- [Written exercise] Find each line with the string "text" and report it.

- [Provided records]

-- begin --

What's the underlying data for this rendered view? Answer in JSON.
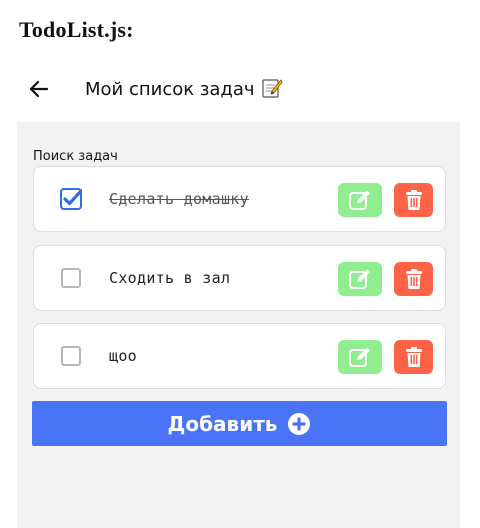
{
  "file_title": "TodoList.js:",
  "header": {
    "title": "Мой список задач",
    "back_icon": "arrow-left-icon",
    "title_icon": "memo-icon"
  },
  "search": {
    "label": "Поиск задач"
  },
  "tasks": [
    {
      "text": "Сделать домашку",
      "done": true
    },
    {
      "text": "Сходить в зал",
      "done": false
    },
    {
      "text": "щоо",
      "done": false
    }
  ],
  "actions": {
    "edit_icon": "edit-icon",
    "delete_icon": "trash-icon"
  },
  "add_button": {
    "label": "Добавить",
    "icon": "plus-circle-icon"
  },
  "colors": {
    "panel_bg": "#f2f2f2",
    "edit_bg": "#90ee90",
    "delete_bg": "#ff6347",
    "add_bg": "#4a74f5",
    "checkbox_checked": "#2f6fd6"
  }
}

-- end --

- [Answer in full]
      "text": "Сделать домашку",
      "text": "Сходить в зал",
      "text": "щоо",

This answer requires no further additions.